* **Aim of the exercise**: Pictures do not belong in the copy, so please give every entry below again exactly.

☆ ☆ ☆ ☆

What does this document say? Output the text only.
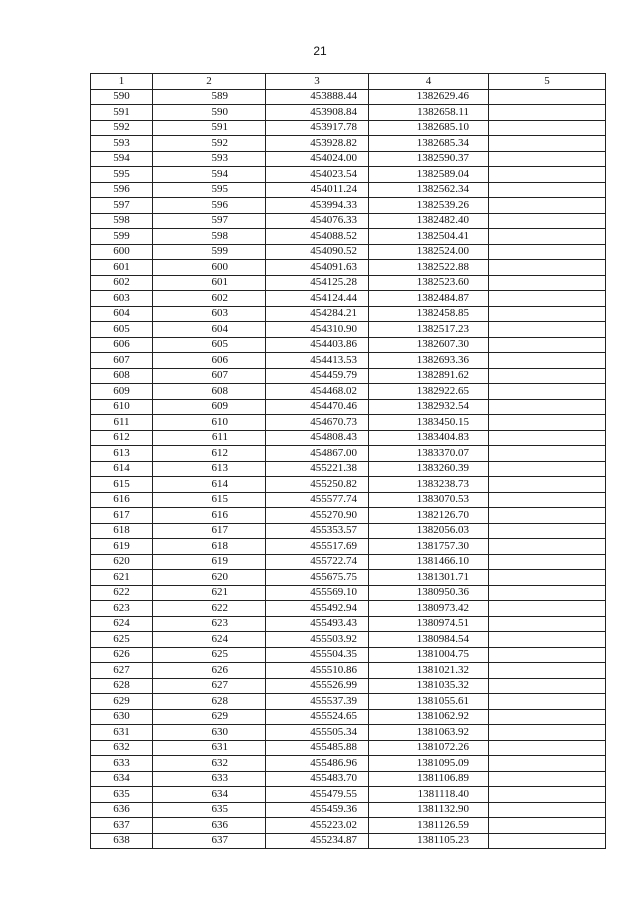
21
1	2	3	4	5
590	589	453888.44	1382629.46	
591	590	453908.84	1382658.11	
592	591	453917.78	1382685.10	
593	592	453928.82	1382685.34	
594	593	454024.00	1382590.37	
595	594	454023.54	1382589.04	
596	595	454011.24	1382562.34	
597	596	453994.33	1382539.26	
598	597	454076.33	1382482.40	
599	598	454088.52	1382504.41	
600	599	454090.52	1382524.00	
601	600	454091.63	1382522.88	
602	601	454125.28	1382523.60	
603	602	454124.44	1382484.87	
604	603	454284.21	1382458.85	
605	604	454310.90	1382517.23	
606	605	454403.86	1382607.30	
607	606	454413.53	1382693.36	
608	607	454459.79	1382891.62	
609	608	454468.02	1382922.65	
610	609	454470.46	1382932.54	
611	610	454670.73	1383450.15	
612	611	454808.43	1383404.83	
613	612	454867.00	1383370.07	
614	613	455221.38	1383260.39	
615	614	455250.82	1383238.73	
616	615	455577.74	1383070.53	
617	616	455270.90	1382126.70	
618	617	455353.57	1382056.03	
619	618	455517.69	1381757.30	
620	619	455722.74	1381466.10	
621	620	455675.75	1381301.71	
622	621	455569.10	1380950.36	
623	622	455492.94	1380973.42	
624	623	455493.43	1380974.51	
625	624	455503.92	1380984.54	
626	625	455504.35	1381004.75	
627	626	455510.86	1381021.32	
628	627	455526.99	1381035.32	
629	628	455537.39	1381055.61	
630	629	455524.65	1381062.92	
631	630	455505.34	1381063.92	
632	631	455485.88	1381072.26	
633	632	455486.96	1381095.09	
634	633	455483.70	1381106.89	
635	634	455479.55	1381118.40	
636	635	455459.36	1381132.90	
637	636	455223.02	1381126.59	
638	637	455234.87	1381105.23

☆ ☆ ☆ ☆

* **Written response**:
What does this document say? Output the text only.
21
1	2	3	4	5
590	589	453888.44	1382629.46	
591	590	453908.84	1382658.11	
592	591	453917.78	1382685.10	
593	592	453928.82	1382685.34	
594	593	454024.00	1382590.37	
595	594	454023.54	1382589.04	
596	595	454011.24	1382562.34	
597	596	453994.33	1382539.26	
598	597	454076.33	1382482.40	
599	598	454088.52	1382504.41	
600	599	454090.52	1382524.00	
601	600	454091.63	1382522.88	
602	601	454125.28	1382523.60	
603	602	454124.44	1382484.87	
604	603	454284.21	1382458.85	
605	604	454310.90	1382517.23	
606	605	454403.86	1382607.30	
607	606	454413.53	1382693.36	
608	607	454459.79	1382891.62	
609	608	454468.02	1382922.65	
610	609	454470.46	1382932.54	
611	610	454670.73	1383450.15	
612	611	454808.43	1383404.83	
613	612	454867.00	1383370.07	
614	613	455221.38	1383260.39	
615	614	455250.82	1383238.73	
616	615	455577.74	1383070.53	
617	616	455270.90	1382126.70	
618	617	455353.57	1382056.03	
619	618	455517.69	1381757.30	
620	619	455722.74	1381466.10	
621	620	455675.75	1381301.71	
622	621	455569.10	1380950.36	
623	622	455492.94	1380973.42	
624	623	455493.43	1380974.51	
625	624	455503.92	1380984.54	
626	625	455504.35	1381004.75	
627	626	455510.86	1381021.32	
628	627	455526.99	1381035.32	
629	628	455537.39	1381055.61	
630	629	455524.65	1381062.92	
631	630	455505.34	1381063.92	
632	631	455485.88	1381072.26	
633	632	455486.96	1381095.09	
634	633	455483.70	1381106.89	
635	634	455479.55	1381118.40	
636	635	455459.36	1381132.90	
637	636	455223.02	1381126.59	
638	637	455234.87	1381105.23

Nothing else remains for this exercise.